-- Start of ENTRIES SHOWN --
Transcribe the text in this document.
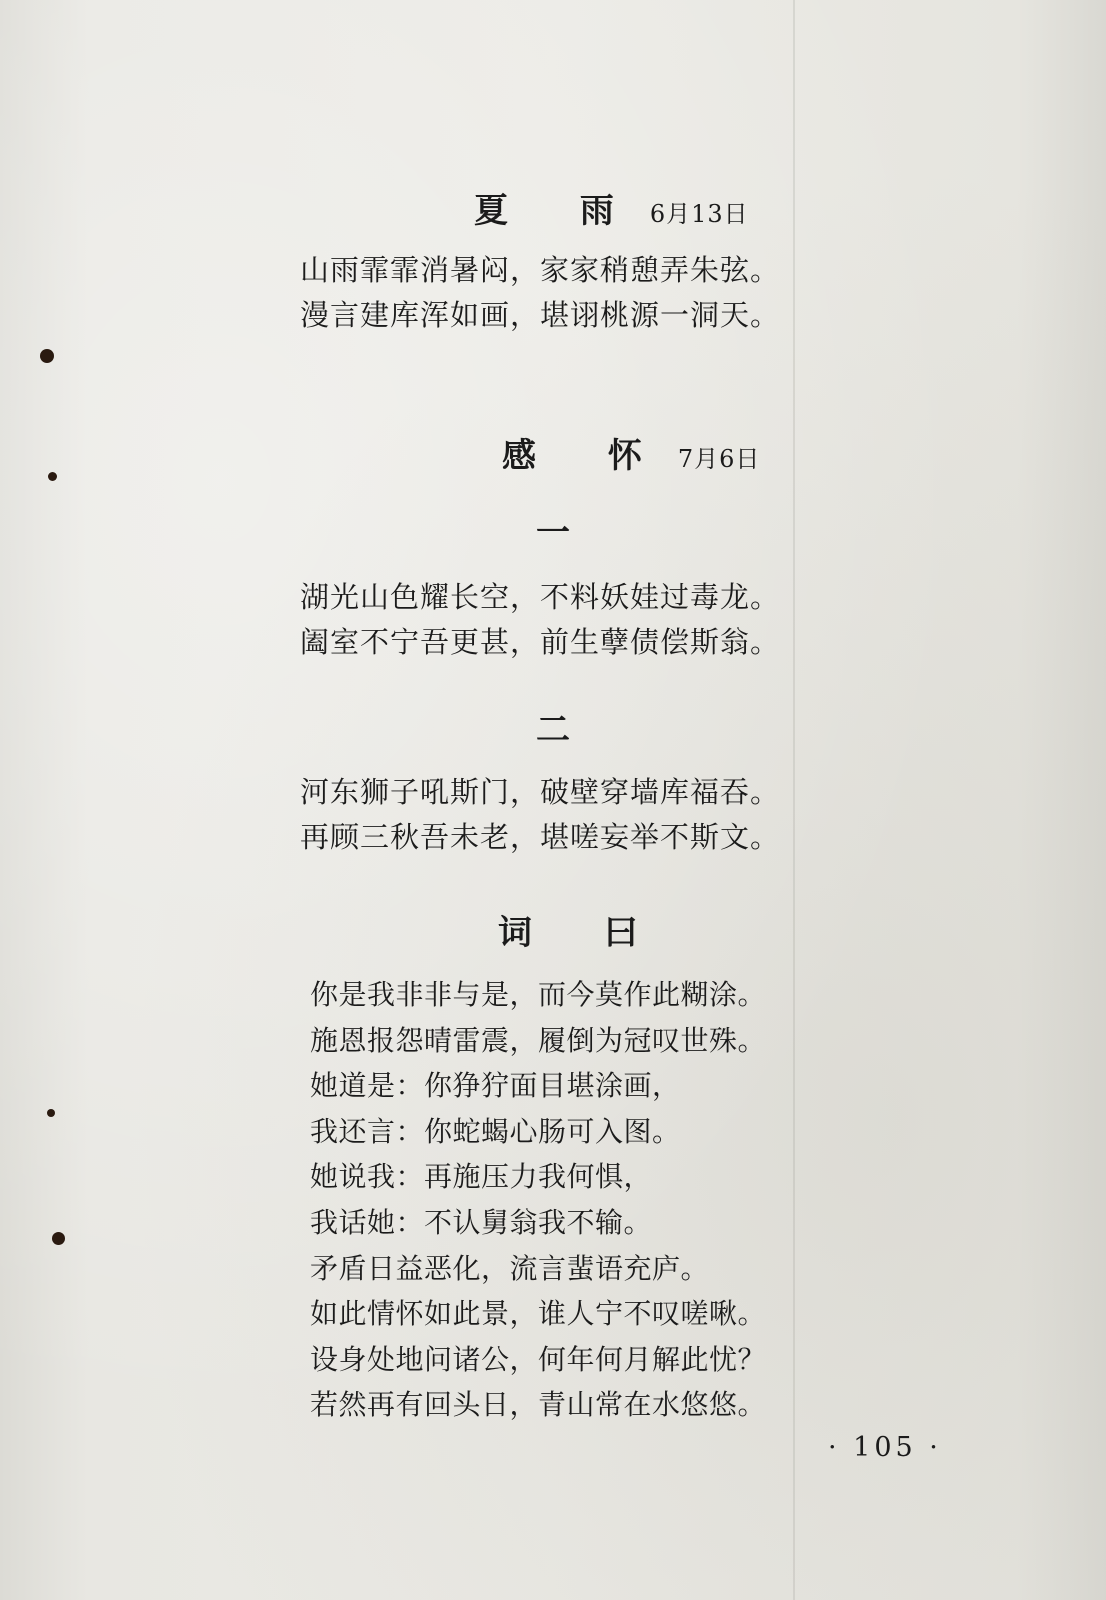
夏 雨 6月13日
山雨霏霏消暑闷，家家稍憩弄朱弦。
漫言建库浑如画，堪诩桃源一洞天。
感 怀 7月6日
一
湖光山色耀长空，不料妖娃过毒龙。
阖室不宁吾更甚，前生孽债偿斯翁。
二
河东狮子吼斯门，破壁穿墙库福吞。
再顾三秋吾未老，堪嗟妄举不斯文。
词 曰
你是我非非与是，而今莫作此糊涂。
施恩报怨晴雷震，履倒为冠叹世殊。
她道是：你狰狞面目堪涂画，
我还言：你蛇蝎心肠可入图。
她说我：再施压力我何惧，
我话她：不认舅翁我不输。
矛盾日益恶化，流言蜚语充庐。
如此情怀如此景，谁人宁不叹嗟啾。
设身处地问诸公，何年何月解此忧？
若然再有回头日，青山常在水悠悠。
· 105 ·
-- End of ENTRIES SHOWN --
** EXERCISE GOAL **
Repeat the full listing above exactly, with no pictures in the copy.

** SOLUTION FOR THIS PROBLEM **
Transcribe the text in this document.
夏 雨 6月13日
山雨霏霏消暑闷，家家稍憩弄朱弦。
漫言建库浑如画，堪诩桃源一洞天。
感 怀 7月6日
一
湖光山色耀长空，不料妖娃过毒龙。
阖室不宁吾更甚，前生孽债偿斯翁。
二
河东狮子吼斯门，破壁穿墙库福吞。
再顾三秋吾未老，堪嗟妄举不斯文。
词 曰
你是我非非与是，而今莫作此糊涂。
施恩报怨晴雷震，履倒为冠叹世殊。
她道是：你狰狞面目堪涂画，
我还言：你蛇蝎心肠可入图。
她说我：再施压力我何惧，
我话她：不认舅翁我不输。
矛盾日益恶化，流言蜚语充庐。
如此情怀如此景，谁人宁不叹嗟啾。
设身处地问诸公，何年何月解此忧？
若然再有回头日，青山常在水悠悠。
· 105 ·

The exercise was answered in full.